## The request
Omit the images, then output each of the records below exactly.

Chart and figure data
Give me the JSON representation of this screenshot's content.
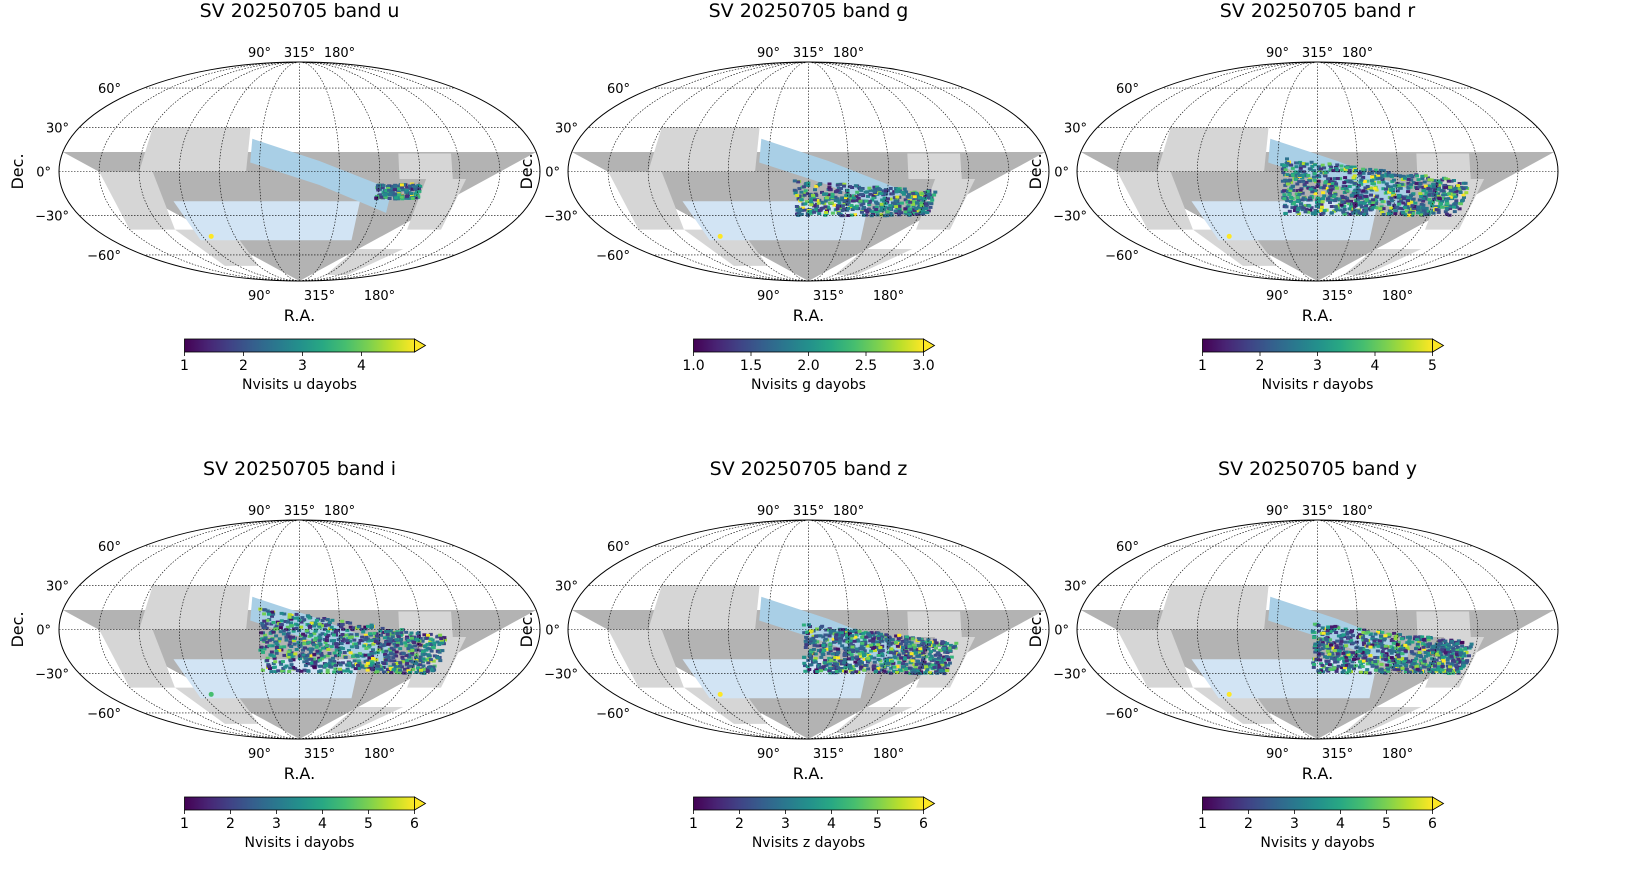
{
  "figure": {
    "panels": [
      {
        "title": "SV 20250705 band u",
        "band": "u",
        "xlabel": "R.A.",
        "ylabel": "Dec.",
        "top_ra_ticks": [
          "90°",
          "315°",
          "180°"
        ],
        "bottom_ra_ticks": [
          "90°",
          "315°",
          "180°"
        ],
        "dec_ticks": [
          "60°",
          "30°",
          "0°",
          "−30°",
          "−60°"
        ],
        "colorbar": {
          "label": "Nvisits u dayobs",
          "ticks": [
            "1",
            "2",
            "3",
            "4"
          ],
          "min": 1,
          "max": 4.9,
          "extend": "max"
        }
      },
      {
        "title": "SV 20250705 band g",
        "band": "g",
        "xlabel": "R.A.",
        "ylabel": "Dec.",
        "top_ra_ticks": [
          "90°",
          "315°",
          "180°"
        ],
        "bottom_ra_ticks": [
          "90°",
          "315°",
          "180°"
        ],
        "dec_ticks": [
          "60°",
          "30°",
          "0°",
          "−30°",
          "−60°"
        ],
        "colorbar": {
          "label": "Nvisits g dayobs",
          "ticks": [
            "1.0",
            "1.5",
            "2.0",
            "2.5",
            "3.0"
          ],
          "min": 1,
          "max": 3,
          "extend": "max"
        }
      },
      {
        "title": "SV 20250705 band r",
        "band": "r",
        "xlabel": "R.A.",
        "ylabel": "Dec.",
        "top_ra_ticks": [
          "90°",
          "315°",
          "180°"
        ],
        "bottom_ra_ticks": [
          "90°",
          "315°",
          "180°"
        ],
        "dec_ticks": [
          "60°",
          "30°",
          "0°",
          "−30°",
          "−60°"
        ],
        "colorbar": {
          "label": "Nvisits r dayobs",
          "ticks": [
            "1",
            "2",
            "3",
            "4",
            "5"
          ],
          "min": 1,
          "max": 5,
          "extend": "max"
        }
      },
      {
        "title": "SV 20250705 band i",
        "band": "i",
        "xlabel": "R.A.",
        "ylabel": "Dec.",
        "top_ra_ticks": [
          "90°",
          "315°",
          "180°"
        ],
        "bottom_ra_ticks": [
          "90°",
          "315°",
          "180°"
        ],
        "dec_ticks": [
          "60°",
          "30°",
          "0°",
          "−30°",
          "−60°"
        ],
        "colorbar": {
          "label": "Nvisits i dayobs",
          "ticks": [
            "1",
            "2",
            "3",
            "4",
            "5",
            "6"
          ],
          "min": 1,
          "max": 6,
          "extend": "max"
        }
      },
      {
        "title": "SV 20250705 band z",
        "band": "z",
        "xlabel": "R.A.",
        "ylabel": "Dec.",
        "top_ra_ticks": [
          "90°",
          "315°",
          "180°"
        ],
        "bottom_ra_ticks": [
          "90°",
          "315°",
          "180°"
        ],
        "dec_ticks": [
          "60°",
          "30°",
          "0°",
          "−30°",
          "−60°"
        ],
        "colorbar": {
          "label": "Nvisits z dayobs",
          "ticks": [
            "1",
            "2",
            "3",
            "4",
            "5",
            "6"
          ],
          "min": 1,
          "max": 6,
          "extend": "max"
        }
      },
      {
        "title": "SV 20250705 band y",
        "band": "y",
        "xlabel": "R.A.",
        "ylabel": "Dec.",
        "top_ra_ticks": [
          "90°",
          "315°",
          "180°"
        ],
        "bottom_ra_ticks": [
          "90°",
          "315°",
          "180°"
        ],
        "dec_ticks": [
          "60°",
          "30°",
          "0°",
          "−30°",
          "−60°"
        ],
        "colorbar": {
          "label": "Nvisits y dayobs",
          "ticks": [
            "1",
            "2",
            "3",
            "4",
            "5",
            "6"
          ],
          "min": 1,
          "max": 6,
          "extend": "max"
        }
      }
    ],
    "colors": {
      "footprint_dark": "#b3b3b3",
      "footprint_light": "#d6d6d6",
      "stripe_blue": "#a9cfe6",
      "wfd_light_blue": "#d2e4f4",
      "grid": "#000000",
      "colormap": "viridis"
    }
  },
  "chart_data": {
    "type": "heatmap",
    "projection": "mollweide",
    "ra_tick_values_deg": [
      90,
      315,
      180
    ],
    "dec_range": [
      -90,
      90
    ],
    "dec_gridlines": [
      60,
      30,
      0,
      -30,
      -60
    ],
    "colormap": "viridis",
    "panels": [
      {
        "band": "u",
        "colorbar_range": [
          1,
          4.9
        ],
        "coverage": "small patch near Dec −5° to −20°"
      },
      {
        "band": "g",
        "colorbar_range": [
          1,
          3.0
        ],
        "coverage": "strip Dec −5° to −30°"
      },
      {
        "band": "r",
        "colorbar_range": [
          1,
          5
        ],
        "coverage": "strip from Dec +10° to −30°"
      },
      {
        "band": "i",
        "colorbar_range": [
          1,
          6
        ],
        "coverage": "strip from Dec +15° to −30°"
      },
      {
        "band": "z",
        "colorbar_range": [
          1,
          6
        ],
        "coverage": "strip Dec +5° to −30°"
      },
      {
        "band": "y",
        "colorbar_range": [
          1,
          6
        ],
        "coverage": "strip Dec +5° to −30°"
      }
    ]
  }
}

## Response to this exercise
Give me the JSON representation of this screenshot's content.
{
  "figure": {
    "panels": [
      {
        "title": "SV 20250705 band u",
        "band": "u",
        "xlabel": "R.A.",
        "ylabel": "Dec.",
        "top_ra_ticks": [
          "90°",
          "315°",
          "180°"
        ],
        "bottom_ra_ticks": [
          "90°",
          "315°",
          "180°"
        ],
        "dec_ticks": [
          "60°",
          "30°",
          "0°",
          "−30°",
          "−60°"
        ],
        "colorbar": {
          "label": "Nvisits u dayobs",
          "ticks": [
            "1",
            "2",
            "3",
            "4"
          ],
          "min": 1,
          "max": 4.9,
          "extend": "max"
        }
      },
      {
        "title": "SV 20250705 band g",
        "band": "g",
        "xlabel": "R.A.",
        "ylabel": "Dec.",
        "top_ra_ticks": [
          "90°",
          "315°",
          "180°"
        ],
        "bottom_ra_ticks": [
          "90°",
          "315°",
          "180°"
        ],
        "dec_ticks": [
          "60°",
          "30°",
          "0°",
          "−30°",
          "−60°"
        ],
        "colorbar": {
          "label": "Nvisits g dayobs",
          "ticks": [
            "1.0",
            "1.5",
            "2.0",
            "2.5",
            "3.0"
          ],
          "min": 1,
          "max": 3,
          "extend": "max"
        }
      },
      {
        "title": "SV 20250705 band r",
        "band": "r",
        "xlabel": "R.A.",
        "ylabel": "Dec.",
        "top_ra_ticks": [
          "90°",
          "315°",
          "180°"
        ],
        "bottom_ra_ticks": [
          "90°",
          "315°",
          "180°"
        ],
        "dec_ticks": [
          "60°",
          "30°",
          "0°",
          "−30°",
          "−60°"
        ],
        "colorbar": {
          "label": "Nvisits r dayobs",
          "ticks": [
            "1",
            "2",
            "3",
            "4",
            "5"
          ],
          "min": 1,
          "max": 5,
          "extend": "max"
        }
      },
      {
        "title": "SV 20250705 band i",
        "band": "i",
        "xlabel": "R.A.",
        "ylabel": "Dec.",
        "top_ra_ticks": [
          "90°",
          "315°",
          "180°"
        ],
        "bottom_ra_ticks": [
          "90°",
          "315°",
          "180°"
        ],
        "dec_ticks": [
          "60°",
          "30°",
          "0°",
          "−30°",
          "−60°"
        ],
        "colorbar": {
          "label": "Nvisits i dayobs",
          "ticks": [
            "1",
            "2",
            "3",
            "4",
            "5",
            "6"
          ],
          "min": 1,
          "max": 6,
          "extend": "max"
        }
      },
      {
        "title": "SV 20250705 band z",
        "band": "z",
        "xlabel": "R.A.",
        "ylabel": "Dec.",
        "top_ra_ticks": [
          "90°",
          "315°",
          "180°"
        ],
        "bottom_ra_ticks": [
          "90°",
          "315°",
          "180°"
        ],
        "dec_ticks": [
          "60°",
          "30°",
          "0°",
          "−30°",
          "−60°"
        ],
        "colorbar": {
          "label": "Nvisits z dayobs",
          "ticks": [
            "1",
            "2",
            "3",
            "4",
            "5",
            "6"
          ],
          "min": 1,
          "max": 6,
          "extend": "max"
        }
      },
      {
        "title": "SV 20250705 band y",
        "band": "y",
        "xlabel": "R.A.",
        "ylabel": "Dec.",
        "top_ra_ticks": [
          "90°",
          "315°",
          "180°"
        ],
        "bottom_ra_ticks": [
          "90°",
          "315°",
          "180°"
        ],
        "dec_ticks": [
          "60°",
          "30°",
          "0°",
          "−30°",
          "−60°"
        ],
        "colorbar": {
          "label": "Nvisits y dayobs",
          "ticks": [
            "1",
            "2",
            "3",
            "4",
            "5",
            "6"
          ],
          "min": 1,
          "max": 6,
          "extend": "max"
        }
      }
    ],
    "colors": {
      "footprint_dark": "#b3b3b3",
      "footprint_light": "#d6d6d6",
      "stripe_blue": "#a9cfe6",
      "wfd_light_blue": "#d2e4f4",
      "grid": "#000000",
      "colormap": "viridis"
    }
  },
  "chart_data": {
    "type": "heatmap",
    "projection": "mollweide",
    "ra_tick_values_deg": [
      90,
      315,
      180
    ],
    "dec_range": [
      -90,
      90
    ],
    "dec_gridlines": [
      60,
      30,
      0,
      -30,
      -60
    ],
    "colormap": "viridis",
    "panels": [
      {
        "band": "u",
        "colorbar_range": [
          1,
          4.9
        ],
        "coverage": "small patch near Dec −5° to −20°"
      },
      {
        "band": "g",
        "colorbar_range": [
          1,
          3.0
        ],
        "coverage": "strip Dec −5° to −30°"
      },
      {
        "band": "r",
        "colorbar_range": [
          1,
          5
        ],
        "coverage": "strip from Dec +10° to −30°"
      },
      {
        "band": "i",
        "colorbar_range": [
          1,
          6
        ],
        "coverage": "strip from Dec +15° to −30°"
      },
      {
        "band": "z",
        "colorbar_range": [
          1,
          6
        ],
        "coverage": "strip Dec +5° to −30°"
      },
      {
        "band": "y",
        "colorbar_range": [
          1,
          6
        ],
        "coverage": "strip Dec +5° to −30°"
      }
    ]
  }
}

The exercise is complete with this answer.